Problem description.
Repeat the full listing, word for word.

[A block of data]
>> start
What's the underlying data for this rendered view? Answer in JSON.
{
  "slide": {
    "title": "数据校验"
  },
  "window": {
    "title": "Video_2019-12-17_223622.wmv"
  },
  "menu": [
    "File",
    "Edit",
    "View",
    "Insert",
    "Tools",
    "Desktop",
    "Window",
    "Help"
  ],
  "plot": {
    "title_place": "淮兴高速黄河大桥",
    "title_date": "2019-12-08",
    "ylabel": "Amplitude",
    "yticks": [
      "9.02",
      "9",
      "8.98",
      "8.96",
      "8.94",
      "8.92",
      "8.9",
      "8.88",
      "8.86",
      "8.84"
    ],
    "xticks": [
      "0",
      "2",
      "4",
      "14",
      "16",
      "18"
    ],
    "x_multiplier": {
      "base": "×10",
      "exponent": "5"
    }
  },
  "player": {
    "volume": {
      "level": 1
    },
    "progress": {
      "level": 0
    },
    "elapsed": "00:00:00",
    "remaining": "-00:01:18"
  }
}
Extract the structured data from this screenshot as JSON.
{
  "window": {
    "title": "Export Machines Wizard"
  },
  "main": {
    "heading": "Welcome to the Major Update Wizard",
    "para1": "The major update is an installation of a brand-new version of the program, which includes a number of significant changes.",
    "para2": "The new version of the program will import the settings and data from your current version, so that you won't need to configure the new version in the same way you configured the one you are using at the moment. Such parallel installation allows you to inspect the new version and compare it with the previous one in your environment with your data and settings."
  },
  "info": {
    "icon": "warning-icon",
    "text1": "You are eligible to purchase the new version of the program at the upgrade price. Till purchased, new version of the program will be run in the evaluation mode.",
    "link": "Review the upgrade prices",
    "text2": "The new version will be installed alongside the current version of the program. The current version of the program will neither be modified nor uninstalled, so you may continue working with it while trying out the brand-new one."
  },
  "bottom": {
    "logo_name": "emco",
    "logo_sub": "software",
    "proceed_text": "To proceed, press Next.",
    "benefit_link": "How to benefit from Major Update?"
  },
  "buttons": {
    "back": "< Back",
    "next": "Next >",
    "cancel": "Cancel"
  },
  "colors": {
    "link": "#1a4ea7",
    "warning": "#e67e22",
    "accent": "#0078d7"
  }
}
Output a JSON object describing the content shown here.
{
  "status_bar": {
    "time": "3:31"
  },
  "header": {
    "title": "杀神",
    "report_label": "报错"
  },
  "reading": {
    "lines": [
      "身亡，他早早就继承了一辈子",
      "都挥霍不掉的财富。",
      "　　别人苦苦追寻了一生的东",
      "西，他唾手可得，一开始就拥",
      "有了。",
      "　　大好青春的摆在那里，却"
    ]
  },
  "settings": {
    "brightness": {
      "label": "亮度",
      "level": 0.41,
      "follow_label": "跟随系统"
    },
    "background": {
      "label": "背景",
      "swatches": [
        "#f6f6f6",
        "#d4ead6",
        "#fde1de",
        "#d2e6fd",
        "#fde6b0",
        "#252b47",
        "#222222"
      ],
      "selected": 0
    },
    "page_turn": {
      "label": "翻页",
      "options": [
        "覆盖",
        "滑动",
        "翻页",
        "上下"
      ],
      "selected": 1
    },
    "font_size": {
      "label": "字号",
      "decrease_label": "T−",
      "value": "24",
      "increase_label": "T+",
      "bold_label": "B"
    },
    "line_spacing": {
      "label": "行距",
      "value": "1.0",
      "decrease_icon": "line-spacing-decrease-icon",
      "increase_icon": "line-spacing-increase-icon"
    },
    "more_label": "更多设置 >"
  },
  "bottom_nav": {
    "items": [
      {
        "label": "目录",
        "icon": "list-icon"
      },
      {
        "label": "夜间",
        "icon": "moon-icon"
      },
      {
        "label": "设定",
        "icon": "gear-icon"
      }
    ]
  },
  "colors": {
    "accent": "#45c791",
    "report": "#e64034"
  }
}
>> end
Answer below.
What's the underlying data for this rendered view? Answer in JSON.
{
  "slide": {
    "title": "数据校验"
  },
  "window": {
    "title": "Video_2019-12-17_223622.wmv"
  },
  "menu": [
    "File",
    "Edit",
    "View",
    "Insert",
    "Tools",
    "Desktop",
    "Window",
    "Help"
  ],
  "plot": {
    "title_place": "淮兴高速黄河大桥",
    "title_date": "2019-12-08",
    "ylabel": "Amplitude",
    "yticks": [
      "9.02",
      "9",
      "8.98",
      "8.96",
      "8.94",
      "8.92",
      "8.9",
      "8.88",
      "8.86",
      "8.84"
    ],
    "xticks": [
      "0",
      "2",
      "4",
      "14",
      "16",
      "18"
    ],
    "x_multiplier": {
      "base": "×10",
      "exponent": "5"
    }
  },
  "player": {
    "volume": {
      "level": 1
    },
    "progress": {
      "level": 0
    },
    "elapsed": "00:00:00",
    "remaining": "-00:01:18"
  }
}
Extract the structured data from this screenshot as JSON.
{
  "window": {
    "title": "Export Machines Wizard"
  },
  "main": {
    "heading": "Welcome to the Major Update Wizard",
    "para1": "The major update is an installation of a brand-new version of the program, which includes a number of significant changes.",
    "para2": "The new version of the program will import the settings and data from your current version, so that you won't need to configure the new version in the same way you configured the one you are using at the moment. Such parallel installation allows you to inspect the new version and compare it with the previous one in your environment with your data and settings."
  },
  "info": {
    "icon": "warning-icon",
    "text1": "You are eligible to purchase the new version of the program at the upgrade price. Till purchased, new version of the program will be run in the evaluation mode.",
    "link": "Review the upgrade prices",
    "text2": "The new version will be installed alongside the current version of the program. The current version of the program will neither be modified nor uninstalled, so you may continue working with it while trying out the brand-new one."
  },
  "bottom": {
    "logo_name": "emco",
    "logo_sub": "software",
    "proceed_text": "To proceed, press Next.",
    "benefit_link": "How to benefit from Major Update?"
  },
  "buttons": {
    "back": "< Back",
    "next": "Next >",
    "cancel": "Cancel"
  },
  "colors": {
    "link": "#1a4ea7",
    "warning": "#e67e22",
    "accent": "#0078d7"
  }
}
Output a JSON object describing the content shown here.
{
  "status_bar": {
    "time": "3:31"
  },
  "header": {
    "title": "杀神",
    "report_label": "报错"
  },
  "reading": {
    "lines": [
      "身亡，他早早就继承了一辈子",
      "都挥霍不掉的财富。",
      "　　别人苦苦追寻了一生的东",
      "西，他唾手可得，一开始就拥",
      "有了。",
      "　　大好青春的摆在那里，却"
    ]
  },
  "settings": {
    "brightness": {
      "label": "亮度",
      "level": 0.41,
      "follow_label": "跟随系统"
    },
    "background": {
      "label": "背景",
      "swatches": [
        "#f6f6f6",
        "#d4ead6",
        "#fde1de",
        "#d2e6fd",
        "#fde6b0",
        "#252b47",
        "#222222"
      ],
      "selected": 0
    },
    "page_turn": {
      "label": "翻页",
      "options": [
        "覆盖",
        "滑动",
        "翻页",
        "上下"
      ],
      "selected": 1
    },
    "font_size": {
      "label": "字号",
      "decrease_label": "T−",
      "value": "24",
      "increase_label": "T+",
      "bold_label": "B"
    },
    "line_spacing": {
      "label": "行距",
      "value": "1.0",
      "decrease_icon": "line-spacing-decrease-icon",
      "increase_icon": "line-spacing-increase-icon"
    },
    "more_label": "更多设置 >"
  },
  "bottom_nav": {
    "items": [
      {
        "label": "目录",
        "icon": "list-icon"
      },
      {
        "label": "夜间",
        "icon": "moon-icon"
      },
      {
        "label": "设定",
        "icon": "gear-icon"
      }
    ]
  },
  "colors": {
    "accent": "#45c791",
    "report": "#e64034"
  }
}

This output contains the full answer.